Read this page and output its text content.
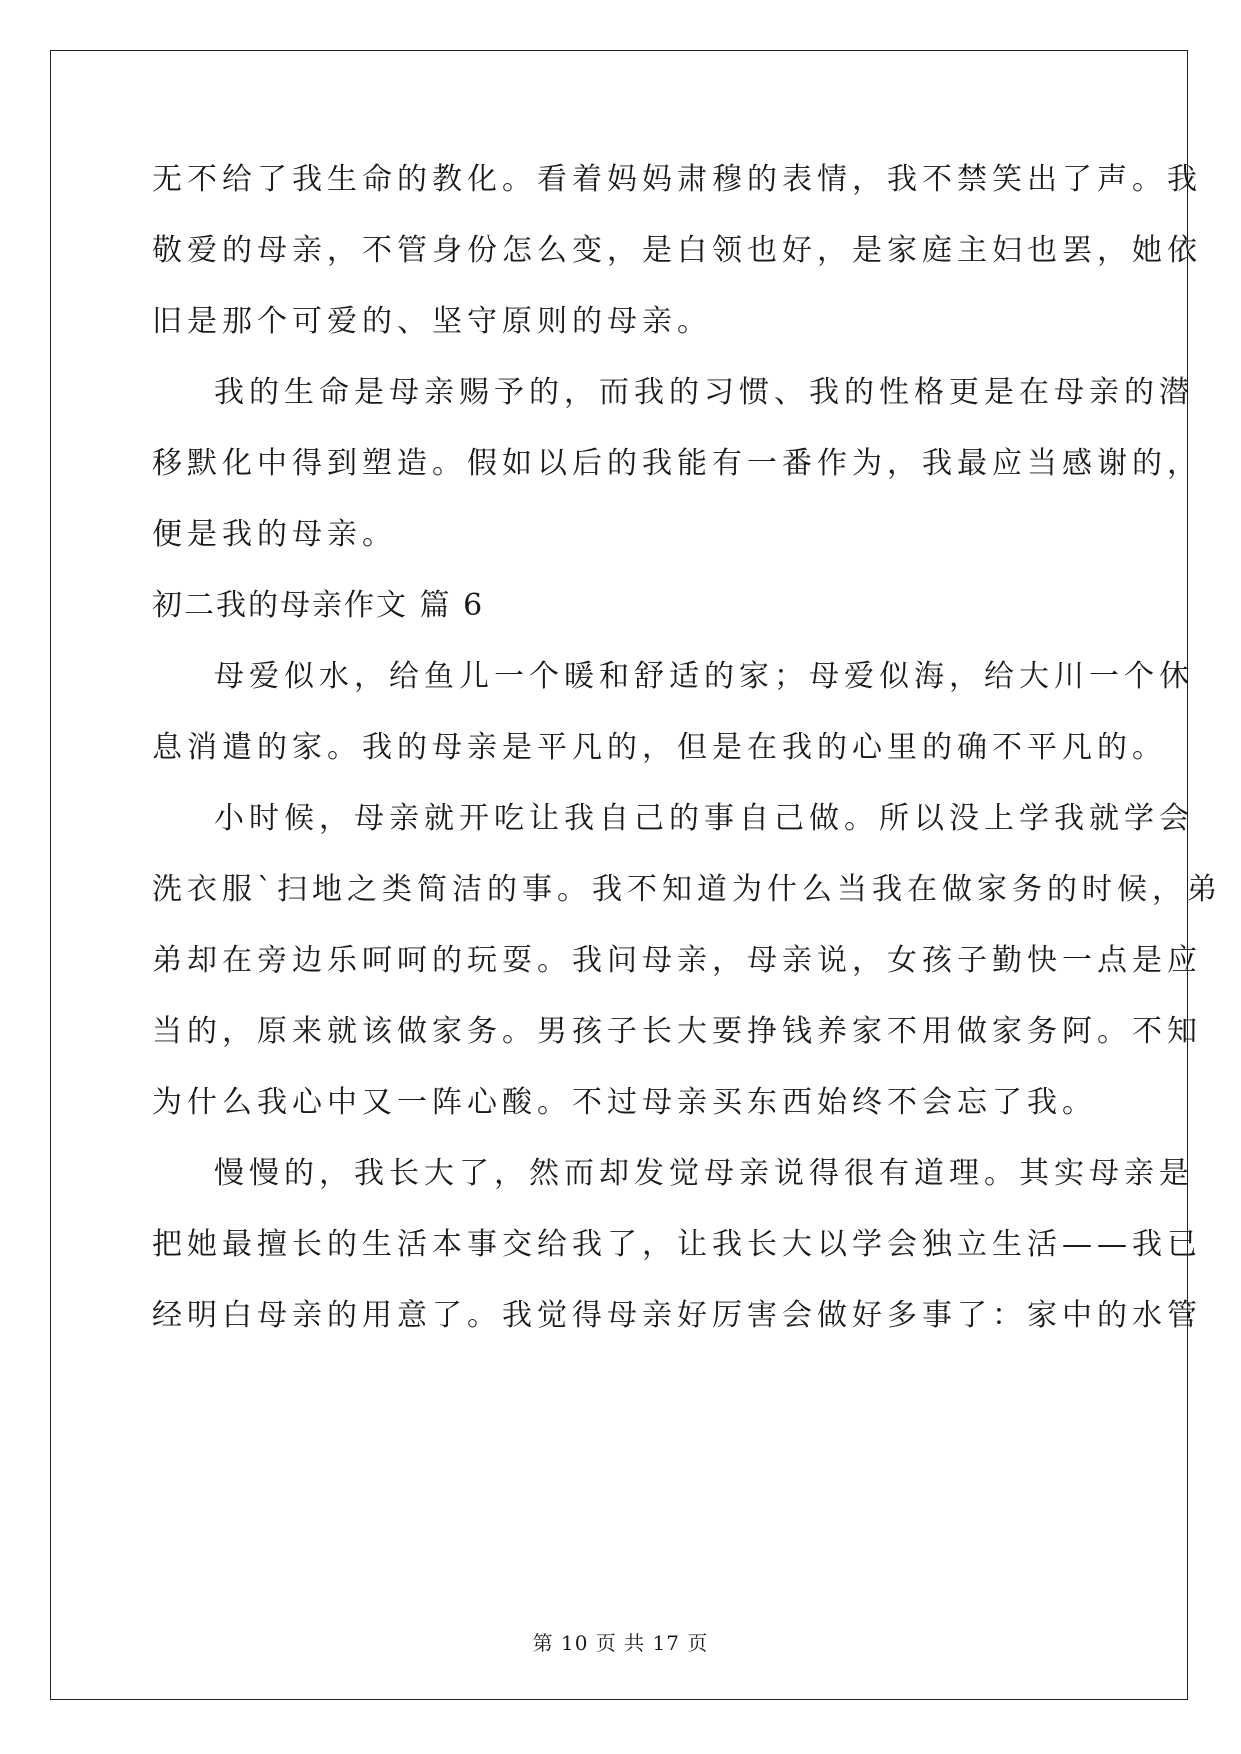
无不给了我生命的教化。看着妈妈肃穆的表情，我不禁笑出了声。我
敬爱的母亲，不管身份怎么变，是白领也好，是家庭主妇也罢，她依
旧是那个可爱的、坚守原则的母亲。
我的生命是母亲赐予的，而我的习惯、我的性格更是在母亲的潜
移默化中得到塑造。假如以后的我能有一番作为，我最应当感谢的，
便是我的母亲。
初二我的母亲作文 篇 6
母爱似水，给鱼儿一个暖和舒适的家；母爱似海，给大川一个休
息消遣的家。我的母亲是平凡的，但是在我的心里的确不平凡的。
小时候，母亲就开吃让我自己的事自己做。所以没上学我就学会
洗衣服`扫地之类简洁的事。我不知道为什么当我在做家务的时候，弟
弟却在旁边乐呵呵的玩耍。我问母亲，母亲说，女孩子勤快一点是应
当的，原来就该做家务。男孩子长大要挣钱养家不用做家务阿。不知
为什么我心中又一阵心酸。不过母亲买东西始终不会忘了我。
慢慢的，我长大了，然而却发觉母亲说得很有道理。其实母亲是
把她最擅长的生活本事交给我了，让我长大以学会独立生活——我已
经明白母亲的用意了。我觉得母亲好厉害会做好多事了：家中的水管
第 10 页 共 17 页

..........

## WHAT YOU WILL DO
What is needed is an exact reproduction of the data, pictures excluded.

## FINISHED TASK
Read this page and output its text content.
无不给了我生命的教化。看着妈妈肃穆的表情，我不禁笑出了声。我
敬爱的母亲，不管身份怎么变，是白领也好，是家庭主妇也罢，她依
旧是那个可爱的、坚守原则的母亲。
我的生命是母亲赐予的，而我的习惯、我的性格更是在母亲的潜
移默化中得到塑造。假如以后的我能有一番作为，我最应当感谢的，
便是我的母亲。
初二我的母亲作文 篇 6
母爱似水，给鱼儿一个暖和舒适的家；母爱似海，给大川一个休
息消遣的家。我的母亲是平凡的，但是在我的心里的确不平凡的。
小时候，母亲就开吃让我自己的事自己做。所以没上学我就学会
洗衣服`扫地之类简洁的事。我不知道为什么当我在做家务的时候，弟
弟却在旁边乐呵呵的玩耍。我问母亲，母亲说，女孩子勤快一点是应
当的，原来就该做家务。男孩子长大要挣钱养家不用做家务阿。不知
为什么我心中又一阵心酸。不过母亲买东西始终不会忘了我。
慢慢的，我长大了，然而却发觉母亲说得很有道理。其实母亲是
把她最擅长的生活本事交给我了，让我长大以学会独立生活——我已
经明白母亲的用意了。我觉得母亲好厉害会做好多事了：家中的水管
第 10 页 共 17 页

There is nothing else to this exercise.